[Entries taken from a collection]
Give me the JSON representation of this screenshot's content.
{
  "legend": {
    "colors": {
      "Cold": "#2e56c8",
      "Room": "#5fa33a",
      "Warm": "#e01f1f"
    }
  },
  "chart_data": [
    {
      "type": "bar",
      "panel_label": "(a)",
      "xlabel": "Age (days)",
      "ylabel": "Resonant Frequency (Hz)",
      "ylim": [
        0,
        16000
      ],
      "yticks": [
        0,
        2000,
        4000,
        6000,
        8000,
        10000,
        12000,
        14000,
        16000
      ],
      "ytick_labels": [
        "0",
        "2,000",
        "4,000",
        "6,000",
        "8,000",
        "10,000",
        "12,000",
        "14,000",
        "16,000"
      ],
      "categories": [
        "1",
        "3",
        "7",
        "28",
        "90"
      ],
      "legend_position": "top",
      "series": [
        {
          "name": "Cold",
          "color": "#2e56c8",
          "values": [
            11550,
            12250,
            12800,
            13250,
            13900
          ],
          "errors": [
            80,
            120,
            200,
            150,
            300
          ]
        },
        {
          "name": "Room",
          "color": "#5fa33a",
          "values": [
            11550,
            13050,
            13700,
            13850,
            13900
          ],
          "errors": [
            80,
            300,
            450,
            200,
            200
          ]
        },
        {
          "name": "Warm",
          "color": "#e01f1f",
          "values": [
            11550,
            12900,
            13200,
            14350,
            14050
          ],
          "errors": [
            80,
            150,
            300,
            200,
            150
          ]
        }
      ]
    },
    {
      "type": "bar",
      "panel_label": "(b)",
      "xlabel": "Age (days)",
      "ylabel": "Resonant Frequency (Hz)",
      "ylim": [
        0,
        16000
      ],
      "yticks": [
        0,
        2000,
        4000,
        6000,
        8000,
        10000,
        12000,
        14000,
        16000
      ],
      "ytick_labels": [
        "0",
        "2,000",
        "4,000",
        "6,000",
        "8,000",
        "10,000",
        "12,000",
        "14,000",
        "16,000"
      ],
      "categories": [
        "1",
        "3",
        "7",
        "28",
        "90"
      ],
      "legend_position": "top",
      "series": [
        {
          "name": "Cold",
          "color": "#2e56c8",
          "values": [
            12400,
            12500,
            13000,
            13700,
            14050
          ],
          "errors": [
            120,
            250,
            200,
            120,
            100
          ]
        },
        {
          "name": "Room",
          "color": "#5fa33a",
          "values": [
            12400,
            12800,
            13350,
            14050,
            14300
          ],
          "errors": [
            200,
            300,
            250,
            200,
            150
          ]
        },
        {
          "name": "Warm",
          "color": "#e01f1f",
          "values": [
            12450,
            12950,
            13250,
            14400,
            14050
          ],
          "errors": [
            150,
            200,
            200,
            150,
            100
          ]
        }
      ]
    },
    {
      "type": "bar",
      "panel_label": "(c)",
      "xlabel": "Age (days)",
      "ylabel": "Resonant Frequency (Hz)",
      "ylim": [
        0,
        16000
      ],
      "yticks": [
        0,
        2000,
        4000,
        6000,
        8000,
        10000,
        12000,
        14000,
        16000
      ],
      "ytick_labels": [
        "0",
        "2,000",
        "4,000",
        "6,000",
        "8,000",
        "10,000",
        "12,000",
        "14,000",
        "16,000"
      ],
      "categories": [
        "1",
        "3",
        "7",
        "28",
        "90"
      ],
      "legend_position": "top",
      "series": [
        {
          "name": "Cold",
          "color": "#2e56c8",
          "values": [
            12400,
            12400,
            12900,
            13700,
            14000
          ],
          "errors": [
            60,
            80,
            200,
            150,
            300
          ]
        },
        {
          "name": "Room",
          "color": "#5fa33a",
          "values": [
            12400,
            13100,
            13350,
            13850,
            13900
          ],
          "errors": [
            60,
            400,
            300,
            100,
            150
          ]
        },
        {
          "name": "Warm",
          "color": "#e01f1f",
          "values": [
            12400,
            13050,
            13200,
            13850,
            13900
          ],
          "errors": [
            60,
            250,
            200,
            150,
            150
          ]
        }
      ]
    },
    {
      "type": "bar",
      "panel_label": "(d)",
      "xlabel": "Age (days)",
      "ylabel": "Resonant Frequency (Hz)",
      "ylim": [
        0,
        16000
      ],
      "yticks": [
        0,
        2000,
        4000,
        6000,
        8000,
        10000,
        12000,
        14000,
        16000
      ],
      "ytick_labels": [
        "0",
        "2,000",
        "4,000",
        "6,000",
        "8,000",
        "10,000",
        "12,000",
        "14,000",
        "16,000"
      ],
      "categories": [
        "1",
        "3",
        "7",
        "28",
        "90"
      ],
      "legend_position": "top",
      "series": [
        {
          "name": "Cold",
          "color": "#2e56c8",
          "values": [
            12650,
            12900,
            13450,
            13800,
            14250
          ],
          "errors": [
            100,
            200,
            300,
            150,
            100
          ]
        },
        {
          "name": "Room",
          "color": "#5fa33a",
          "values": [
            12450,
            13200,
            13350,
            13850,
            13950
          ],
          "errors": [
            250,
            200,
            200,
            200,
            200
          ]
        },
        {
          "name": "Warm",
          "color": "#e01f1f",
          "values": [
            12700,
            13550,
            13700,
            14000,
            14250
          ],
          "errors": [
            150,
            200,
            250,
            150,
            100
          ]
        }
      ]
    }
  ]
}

**Exercise directions**. Send back all of the entries exactly, with nothing missing.

**Result of this exercise**.
Give me the JSON representation of this screenshot's content.
{
  "legend": {
    "colors": {
      "Cold": "#2e56c8",
      "Room": "#5fa33a",
      "Warm": "#e01f1f"
    }
  },
  "chart_data": [
    {
      "type": "bar",
      "panel_label": "(a)",
      "xlabel": "Age (days)",
      "ylabel": "Resonant Frequency (Hz)",
      "ylim": [
        0,
        16000
      ],
      "yticks": [
        0,
        2000,
        4000,
        6000,
        8000,
        10000,
        12000,
        14000,
        16000
      ],
      "ytick_labels": [
        "0",
        "2,000",
        "4,000",
        "6,000",
        "8,000",
        "10,000",
        "12,000",
        "14,000",
        "16,000"
      ],
      "categories": [
        "1",
        "3",
        "7",
        "28",
        "90"
      ],
      "legend_position": "top",
      "series": [
        {
          "name": "Cold",
          "color": "#2e56c8",
          "values": [
            11550,
            12250,
            12800,
            13250,
            13900
          ],
          "errors": [
            80,
            120,
            200,
            150,
            300
          ]
        },
        {
          "name": "Room",
          "color": "#5fa33a",
          "values": [
            11550,
            13050,
            13700,
            13850,
            13900
          ],
          "errors": [
            80,
            300,
            450,
            200,
            200
          ]
        },
        {
          "name": "Warm",
          "color": "#e01f1f",
          "values": [
            11550,
            12900,
            13200,
            14350,
            14050
          ],
          "errors": [
            80,
            150,
            300,
            200,
            150
          ]
        }
      ]
    },
    {
      "type": "bar",
      "panel_label": "(b)",
      "xlabel": "Age (days)",
      "ylabel": "Resonant Frequency (Hz)",
      "ylim": [
        0,
        16000
      ],
      "yticks": [
        0,
        2000,
        4000,
        6000,
        8000,
        10000,
        12000,
        14000,
        16000
      ],
      "ytick_labels": [
        "0",
        "2,000",
        "4,000",
        "6,000",
        "8,000",
        "10,000",
        "12,000",
        "14,000",
        "16,000"
      ],
      "categories": [
        "1",
        "3",
        "7",
        "28",
        "90"
      ],
      "legend_position": "top",
      "series": [
        {
          "name": "Cold",
          "color": "#2e56c8",
          "values": [
            12400,
            12500,
            13000,
            13700,
            14050
          ],
          "errors": [
            120,
            250,
            200,
            120,
            100
          ]
        },
        {
          "name": "Room",
          "color": "#5fa33a",
          "values": [
            12400,
            12800,
            13350,
            14050,
            14300
          ],
          "errors": [
            200,
            300,
            250,
            200,
            150
          ]
        },
        {
          "name": "Warm",
          "color": "#e01f1f",
          "values": [
            12450,
            12950,
            13250,
            14400,
            14050
          ],
          "errors": [
            150,
            200,
            200,
            150,
            100
          ]
        }
      ]
    },
    {
      "type": "bar",
      "panel_label": "(c)",
      "xlabel": "Age (days)",
      "ylabel": "Resonant Frequency (Hz)",
      "ylim": [
        0,
        16000
      ],
      "yticks": [
        0,
        2000,
        4000,
        6000,
        8000,
        10000,
        12000,
        14000,
        16000
      ],
      "ytick_labels": [
        "0",
        "2,000",
        "4,000",
        "6,000",
        "8,000",
        "10,000",
        "12,000",
        "14,000",
        "16,000"
      ],
      "categories": [
        "1",
        "3",
        "7",
        "28",
        "90"
      ],
      "legend_position": "top",
      "series": [
        {
          "name": "Cold",
          "color": "#2e56c8",
          "values": [
            12400,
            12400,
            12900,
            13700,
            14000
          ],
          "errors": [
            60,
            80,
            200,
            150,
            300
          ]
        },
        {
          "name": "Room",
          "color": "#5fa33a",
          "values": [
            12400,
            13100,
            13350,
            13850,
            13900
          ],
          "errors": [
            60,
            400,
            300,
            100,
            150
          ]
        },
        {
          "name": "Warm",
          "color": "#e01f1f",
          "values": [
            12400,
            13050,
            13200,
            13850,
            13900
          ],
          "errors": [
            60,
            250,
            200,
            150,
            150
          ]
        }
      ]
    },
    {
      "type": "bar",
      "panel_label": "(d)",
      "xlabel": "Age (days)",
      "ylabel": "Resonant Frequency (Hz)",
      "ylim": [
        0,
        16000
      ],
      "yticks": [
        0,
        2000,
        4000,
        6000,
        8000,
        10000,
        12000,
        14000,
        16000
      ],
      "ytick_labels": [
        "0",
        "2,000",
        "4,000",
        "6,000",
        "8,000",
        "10,000",
        "12,000",
        "14,000",
        "16,000"
      ],
      "categories": [
        "1",
        "3",
        "7",
        "28",
        "90"
      ],
      "legend_position": "top",
      "series": [
        {
          "name": "Cold",
          "color": "#2e56c8",
          "values": [
            12650,
            12900,
            13450,
            13800,
            14250
          ],
          "errors": [
            100,
            200,
            300,
            150,
            100
          ]
        },
        {
          "name": "Room",
          "color": "#5fa33a",
          "values": [
            12450,
            13200,
            13350,
            13850,
            13950
          ],
          "errors": [
            250,
            200,
            200,
            200,
            200
          ]
        },
        {
          "name": "Warm",
          "color": "#e01f1f",
          "values": [
            12700,
            13550,
            13700,
            14000,
            14250
          ],
          "errors": [
            150,
            200,
            250,
            150,
            100
          ]
        }
      ]
    }
  ]
}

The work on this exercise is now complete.